◆ **Exercise aim**
Leave out the pictures and restate the rest of the data exactly.

## begin Exercise inputs

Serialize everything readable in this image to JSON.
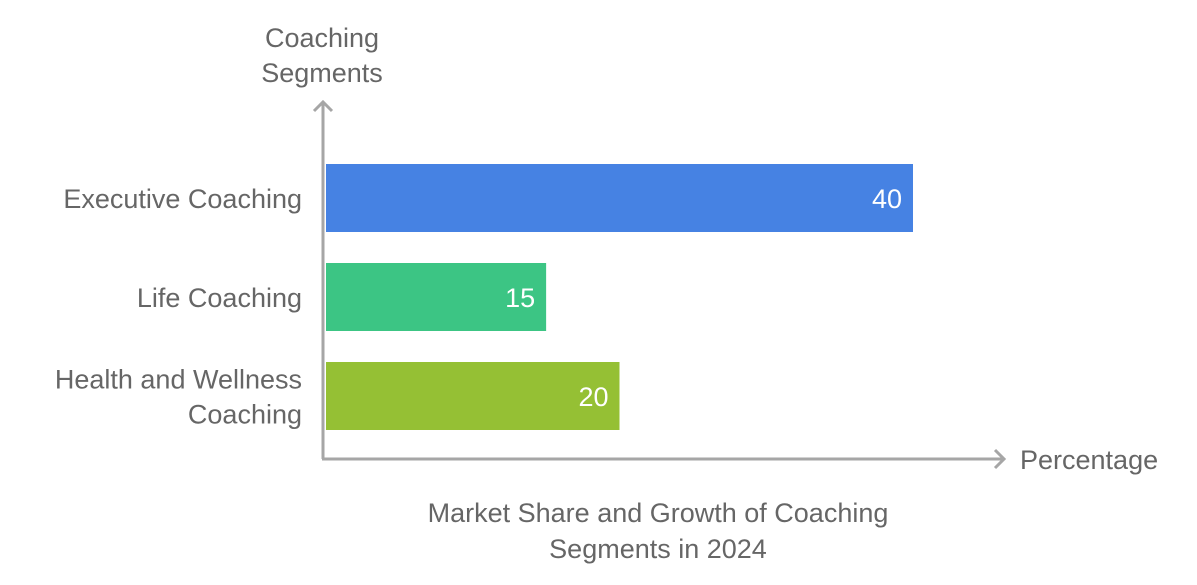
{
  "chart_data": {
    "type": "bar",
    "orientation": "horizontal",
    "title": "Market Share and Growth of Coaching Segments in 2024",
    "title_lines": [
      "Market Share and Growth of Coaching",
      "Segments in 2024"
    ],
    "ylabel_lines": [
      "Coaching",
      "Segments"
    ],
    "xlabel": "Percentage",
    "categories": [
      "Executive Coaching",
      "Life Coaching",
      "Health and Wellness Coaching"
    ],
    "category_lines": [
      [
        "Executive Coaching"
      ],
      [
        "Life Coaching"
      ],
      [
        "Health and Wellness",
        "Coaching"
      ]
    ],
    "values": [
      40,
      15,
      20
    ],
    "data_labels": [
      "40",
      "15",
      "20"
    ],
    "colors": [
      "#4682E3",
      "#3CC584",
      "#95C034"
    ],
    "axis_color": "#A6A6A6",
    "xlim": [
      0,
      40
    ],
    "grid": false
  }
}
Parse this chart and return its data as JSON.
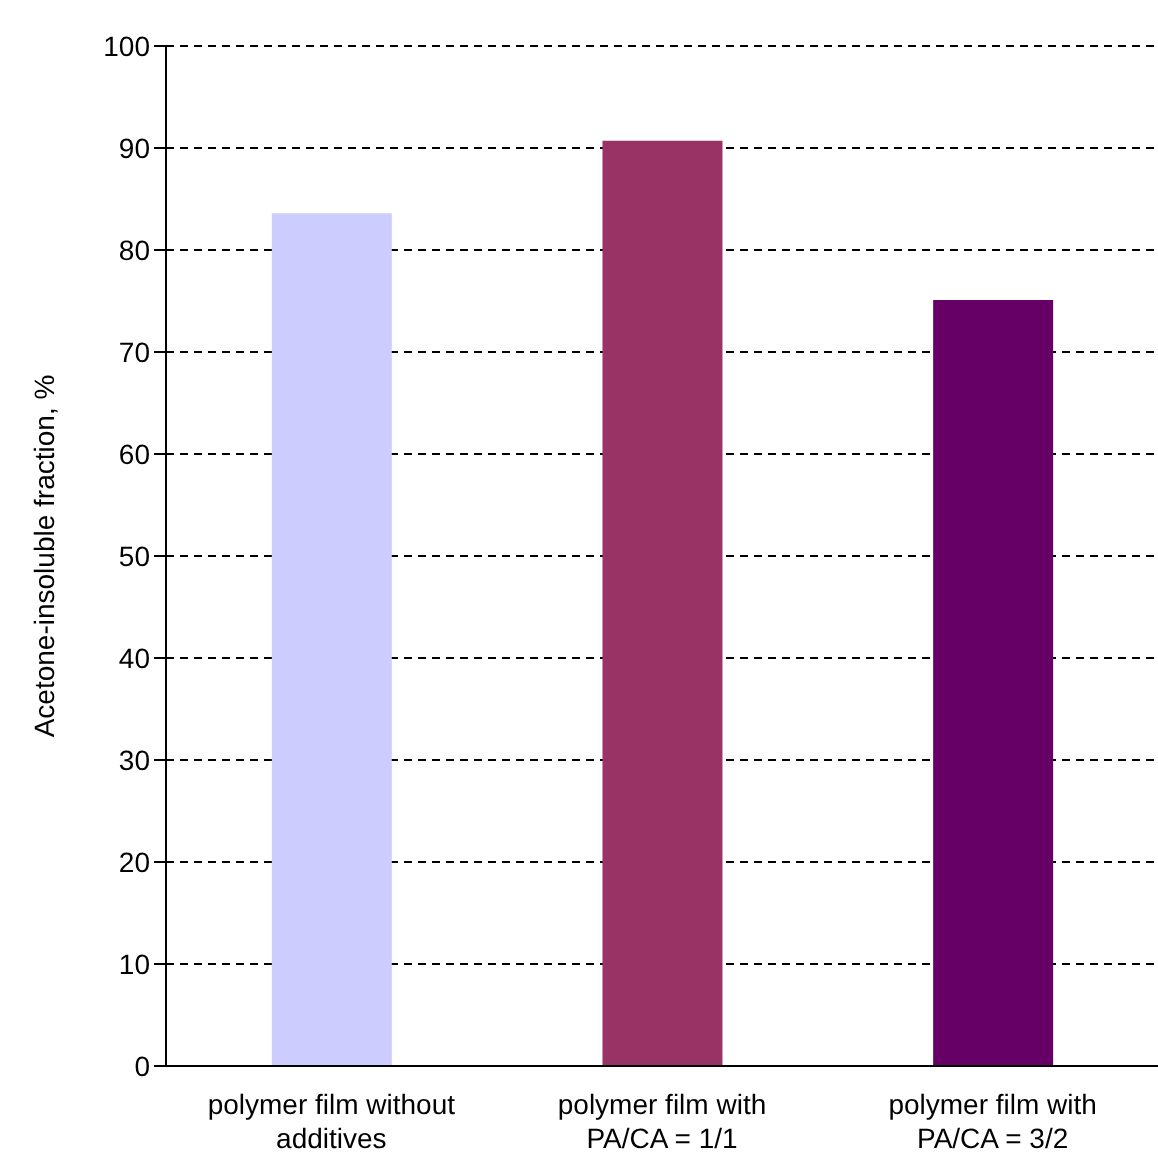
{
  "chart_data": {
    "type": "bar",
    "ylabel": "Acetone-insoluble fraction, %",
    "categories": [
      "polymer film without additives",
      "polymer film with PA/CA = 1/1",
      "polymer film with PA/CA = 3/2"
    ],
    "values": [
      83.6,
      90.7,
      75.1
    ],
    "colors": [
      "#ccccff",
      "#993366",
      "#660066"
    ],
    "ylim": [
      0,
      100
    ],
    "yticks": [
      0,
      10,
      20,
      30,
      40,
      50,
      60,
      70,
      80,
      90,
      100
    ],
    "grid": "y"
  }
}
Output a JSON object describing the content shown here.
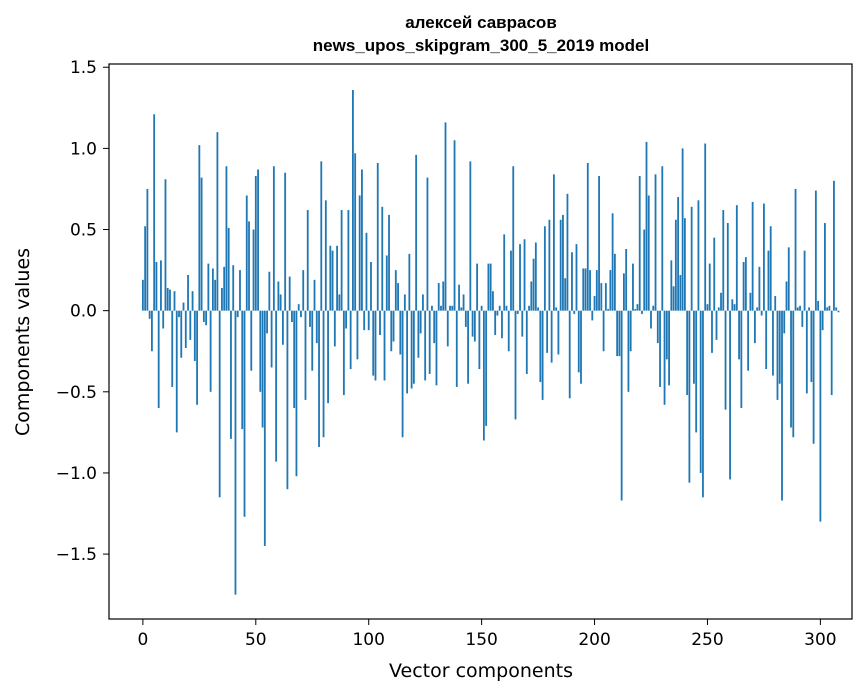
{
  "chart_data": {
    "type": "bar",
    "title_line1": "алексей саврасов",
    "title_line2": "news_upos_skipgram_300_5_2019 model",
    "xlabel": "Vector components",
    "ylabel": "Components values",
    "xlim": [
      -15,
      314
    ],
    "ylim": [
      -1.9,
      1.52
    ],
    "xticks": [
      {
        "value": 0,
        "label": "0"
      },
      {
        "value": 50,
        "label": "50"
      },
      {
        "value": 100,
        "label": "100"
      },
      {
        "value": 150,
        "label": "150"
      },
      {
        "value": 200,
        "label": "200"
      },
      {
        "value": 250,
        "label": "250"
      },
      {
        "value": 300,
        "label": "300"
      }
    ],
    "yticks": [
      {
        "value": 1.5,
        "label": "1.5"
      },
      {
        "value": 1.0,
        "label": "1.0"
      },
      {
        "value": 0.5,
        "label": "0.5"
      },
      {
        "value": 0.0,
        "label": "0.0"
      },
      {
        "value": -0.5,
        "label": "−0.5"
      },
      {
        "value": -1.0,
        "label": "−1.0"
      },
      {
        "value": -1.5,
        "label": "−1.5"
      }
    ],
    "bar_color": "#1f77b4",
    "values": [
      0.19,
      0.52,
      0.75,
      -0.05,
      -0.25,
      1.21,
      0.3,
      -0.6,
      0.31,
      -0.11,
      0.81,
      0.14,
      0.13,
      -0.47,
      0.12,
      -0.75,
      -0.04,
      -0.29,
      0.05,
      -0.23,
      0.22,
      -0.18,
      0.12,
      -0.31,
      -0.58,
      1.02,
      0.82,
      -0.07,
      -0.09,
      0.29,
      -0.5,
      0.26,
      0.19,
      1.1,
      -1.15,
      0.14,
      0.27,
      0.89,
      0.51,
      -0.79,
      0.28,
      -1.75,
      -0.04,
      0.25,
      -0.73,
      -1.27,
      0.71,
      0.55,
      -0.37,
      0.5,
      0.83,
      0.87,
      -0.5,
      -0.72,
      -1.45,
      -0.14,
      0.24,
      -0.35,
      0.89,
      -0.93,
      0.18,
      0.1,
      -0.21,
      0.85,
      -1.1,
      0.21,
      -0.07,
      -0.6,
      -1.02,
      0.04,
      -0.04,
      0.25,
      -0.55,
      0.62,
      -0.1,
      -0.37,
      0.19,
      -0.2,
      -0.84,
      0.92,
      -0.78,
      0.68,
      -0.57,
      0.4,
      0.37,
      -0.22,
      0.4,
      0.1,
      0.62,
      -0.52,
      -0.11,
      0.62,
      -0.36,
      1.36,
      0.97,
      -0.3,
      0.71,
      0.87,
      -0.12,
      0.48,
      -0.12,
      0.3,
      -0.4,
      -0.43,
      0.91,
      -0.15,
      0.64,
      -0.43,
      0.34,
      0.59,
      -0.25,
      -0.19,
      0.25,
      0.17,
      -0.27,
      -0.78,
      0.1,
      -0.51,
      0.35,
      -0.48,
      -0.45,
      0.96,
      -0.29,
      -0.14,
      0.1,
      -0.43,
      0.82,
      -0.39,
      0.03,
      -0.2,
      -0.46,
      0.17,
      0.03,
      0.18,
      1.16,
      -0.22,
      0.03,
      0.03,
      1.05,
      -0.47,
      0.16,
      0.02,
      0.1,
      -0.1,
      -0.45,
      0.92,
      -0.16,
      -0.19,
      0.29,
      -0.36,
      0.03,
      -0.8,
      -0.71,
      0.29,
      0.29,
      0.12,
      -0.15,
      -0.03,
      0.03,
      -0.17,
      0.47,
      0.03,
      -0.25,
      0.37,
      0.89,
      -0.67,
      -0.02,
      0.41,
      -0.16,
      0.44,
      -0.39,
      0.03,
      0.18,
      0.32,
      0.42,
      0.02,
      -0.44,
      -0.55,
      0.52,
      -0.26,
      0.56,
      -0.32,
      0.84,
      0.02,
      -0.27,
      0.56,
      0.59,
      0.2,
      0.72,
      -0.54,
      0.36,
      -0.02,
      0.41,
      -0.38,
      -0.45,
      0.26,
      0.26,
      0.91,
      0.25,
      -0.06,
      0.09,
      0.25,
      0.83,
      0.17,
      -0.25,
      0.17,
      0.01,
      0.25,
      0.6,
      0.35,
      -0.28,
      -0.28,
      -1.17,
      0.23,
      0.38,
      -0.5,
      -0.25,
      0.29,
      0.01,
      0.04,
      0.83,
      -0.02,
      0.5,
      1.04,
      0.71,
      -0.11,
      0.03,
      0.84,
      -0.2,
      -0.47,
      0.89,
      -0.58,
      -0.3,
      -0.46,
      0.31,
      0.15,
      0.56,
      0.7,
      0.22,
      1.0,
      0.57,
      -0.52,
      -1.06,
      0.64,
      -0.45,
      -0.75,
      0.68,
      -1.0,
      -1.15,
      1.03,
      0.04,
      0.29,
      -0.26,
      0.45,
      -0.18,
      0.02,
      0.11,
      0.62,
      -0.61,
      0.54,
      -1.04,
      0.07,
      0.04,
      0.65,
      -0.3,
      -0.6,
      0.3,
      0.33,
      -0.37,
      0.11,
      0.67,
      -0.2,
      0.02,
      0.27,
      -0.03,
      0.66,
      -0.36,
      0.37,
      0.52,
      -0.4,
      0.09,
      -0.55,
      -0.45,
      -1.17,
      -0.14,
      0.18,
      0.39,
      -0.72,
      -0.78,
      0.75,
      0.02,
      0.03,
      -0.1,
      0.37,
      -0.51,
      0.02,
      -0.44,
      -0.82,
      0.74,
      0.06,
      -1.3,
      -0.12,
      0.54,
      0.02,
      0.03,
      -0.52,
      0.8,
      0.02,
      -0.01
    ]
  }
}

## end Exercise inputs

◆ **Task response**
Serialize everything readable in this image to JSON.
{
  "chart_data": {
    "type": "bar",
    "orientation": "horizontal",
    "title": "Market Share and Growth of Coaching Segments in 2024",
    "title_lines": [
      "Market Share and Growth of Coaching",
      "Segments in 2024"
    ],
    "ylabel_lines": [
      "Coaching",
      "Segments"
    ],
    "xlabel": "Percentage",
    "categories": [
      "Executive Coaching",
      "Life Coaching",
      "Health and Wellness Coaching"
    ],
    "category_lines": [
      [
        "Executive Coaching"
      ],
      [
        "Life Coaching"
      ],
      [
        "Health and Wellness",
        "Coaching"
      ]
    ],
    "values": [
      40,
      15,
      20
    ],
    "data_labels": [
      "40",
      "15",
      "20"
    ],
    "colors": [
      "#4682E3",
      "#3CC584",
      "#95C034"
    ],
    "axis_color": "#A6A6A6",
    "xlim": [
      0,
      40
    ],
    "grid": false
  }
}
Parse this chart and return its data as JSON.
{
  "chart_data": {
    "type": "bar",
    "ylabel": "Acetone-insoluble fraction, %",
    "categories": [
      "polymer film without additives",
      "polymer film with PA/CA = 1/1",
      "polymer film with PA/CA = 3/2"
    ],
    "values": [
      83.6,
      90.7,
      75.1
    ],
    "colors": [
      "#ccccff",
      "#993366",
      "#660066"
    ],
    "ylim": [
      0,
      100
    ],
    "yticks": [
      0,
      10,
      20,
      30,
      40,
      50,
      60,
      70,
      80,
      90,
      100
    ],
    "grid": "y"
  }
}
Output a JSON object describing the content shown here.
{
  "chart_data": {
    "type": "bar",
    "title_line1": "алексей саврасов",
    "title_line2": "news_upos_skipgram_300_5_2019 model",
    "xlabel": "Vector components",
    "ylabel": "Components values",
    "xlim": [
      -15,
      314
    ],
    "ylim": [
      -1.9,
      1.52
    ],
    "xticks": [
      {
        "value": 0,
        "label": "0"
      },
      {
        "value": 50,
        "label": "50"
      },
      {
        "value": 100,
        "label": "100"
      },
      {
        "value": 150,
        "label": "150"
      },
      {
        "value": 200,
        "label": "200"
      },
      {
        "value": 250,
        "label": "250"
      },
      {
        "value": 300,
        "label": "300"
      }
    ],
    "yticks": [
      {
        "value": 1.5,
        "label": "1.5"
      },
      {
        "value": 1.0,
        "label": "1.0"
      },
      {
        "value": 0.5,
        "label": "0.5"
      },
      {
        "value": 0.0,
        "label": "0.0"
      },
      {
        "value": -0.5,
        "label": "−0.5"
      },
      {
        "value": -1.0,
        "label": "−1.0"
      },
      {
        "value": -1.5,
        "label": "−1.5"
      }
    ],
    "bar_color": "#1f77b4",
    "values": [
      0.19,
      0.52,
      0.75,
      -0.05,
      -0.25,
      1.21,
      0.3,
      -0.6,
      0.31,
      -0.11,
      0.81,
      0.14,
      0.13,
      -0.47,
      0.12,
      -0.75,
      -0.04,
      -0.29,
      0.05,
      -0.23,
      0.22,
      -0.18,
      0.12,
      -0.31,
      -0.58,
      1.02,
      0.82,
      -0.07,
      -0.09,
      0.29,
      -0.5,
      0.26,
      0.19,
      1.1,
      -1.15,
      0.14,
      0.27,
      0.89,
      0.51,
      -0.79,
      0.28,
      -1.75,
      -0.04,
      0.25,
      -0.73,
      -1.27,
      0.71,
      0.55,
      -0.37,
      0.5,
      0.83,
      0.87,
      -0.5,
      -0.72,
      -1.45,
      -0.14,
      0.24,
      -0.35,
      0.89,
      -0.93,
      0.18,
      0.1,
      -0.21,
      0.85,
      -1.1,
      0.21,
      -0.07,
      -0.6,
      -1.02,
      0.04,
      -0.04,
      0.25,
      -0.55,
      0.62,
      -0.1,
      -0.37,
      0.19,
      -0.2,
      -0.84,
      0.92,
      -0.78,
      0.68,
      -0.57,
      0.4,
      0.37,
      -0.22,
      0.4,
      0.1,
      0.62,
      -0.52,
      -0.11,
      0.62,
      -0.36,
      1.36,
      0.97,
      -0.3,
      0.71,
      0.87,
      -0.12,
      0.48,
      -0.12,
      0.3,
      -0.4,
      -0.43,
      0.91,
      -0.15,
      0.64,
      -0.43,
      0.34,
      0.59,
      -0.25,
      -0.19,
      0.25,
      0.17,
      -0.27,
      -0.78,
      0.1,
      -0.51,
      0.35,
      -0.48,
      -0.45,
      0.96,
      -0.29,
      -0.14,
      0.1,
      -0.43,
      0.82,
      -0.39,
      0.03,
      -0.2,
      -0.46,
      0.17,
      0.03,
      0.18,
      1.16,
      -0.22,
      0.03,
      0.03,
      1.05,
      -0.47,
      0.16,
      0.02,
      0.1,
      -0.1,
      -0.45,
      0.92,
      -0.16,
      -0.19,
      0.29,
      -0.36,
      0.03,
      -0.8,
      -0.71,
      0.29,
      0.29,
      0.12,
      -0.15,
      -0.03,
      0.03,
      -0.17,
      0.47,
      0.03,
      -0.25,
      0.37,
      0.89,
      -0.67,
      -0.02,
      0.41,
      -0.16,
      0.44,
      -0.39,
      0.03,
      0.18,
      0.32,
      0.42,
      0.02,
      -0.44,
      -0.55,
      0.52,
      -0.26,
      0.56,
      -0.32,
      0.84,
      0.02,
      -0.27,
      0.56,
      0.59,
      0.2,
      0.72,
      -0.54,
      0.36,
      -0.02,
      0.41,
      -0.38,
      -0.45,
      0.26,
      0.26,
      0.91,
      0.25,
      -0.06,
      0.09,
      0.25,
      0.83,
      0.17,
      -0.25,
      0.17,
      0.01,
      0.25,
      0.6,
      0.35,
      -0.28,
      -0.28,
      -1.17,
      0.23,
      0.38,
      -0.5,
      -0.25,
      0.29,
      0.01,
      0.04,
      0.83,
      -0.02,
      0.5,
      1.04,
      0.71,
      -0.11,
      0.03,
      0.84,
      -0.2,
      -0.47,
      0.89,
      -0.58,
      -0.3,
      -0.46,
      0.31,
      0.15,
      0.56,
      0.7,
      0.22,
      1.0,
      0.57,
      -0.52,
      -1.06,
      0.64,
      -0.45,
      -0.75,
      0.68,
      -1.0,
      -1.15,
      1.03,
      0.04,
      0.29,
      -0.26,
      0.45,
      -0.18,
      0.02,
      0.11,
      0.62,
      -0.61,
      0.54,
      -1.04,
      0.07,
      0.04,
      0.65,
      -0.3,
      -0.6,
      0.3,
      0.33,
      -0.37,
      0.11,
      0.67,
      -0.2,
      0.02,
      0.27,
      -0.03,
      0.66,
      -0.36,
      0.37,
      0.52,
      -0.4,
      0.09,
      -0.55,
      -0.45,
      -1.17,
      -0.14,
      0.18,
      0.39,
      -0.72,
      -0.78,
      0.75,
      0.02,
      0.03,
      -0.1,
      0.37,
      -0.51,
      0.02,
      -0.44,
      -0.82,
      0.74,
      0.06,
      -1.3,
      -0.12,
      0.54,
      0.02,
      0.03,
      -0.52,
      0.8,
      0.02,
      -0.01
    ]
  }
}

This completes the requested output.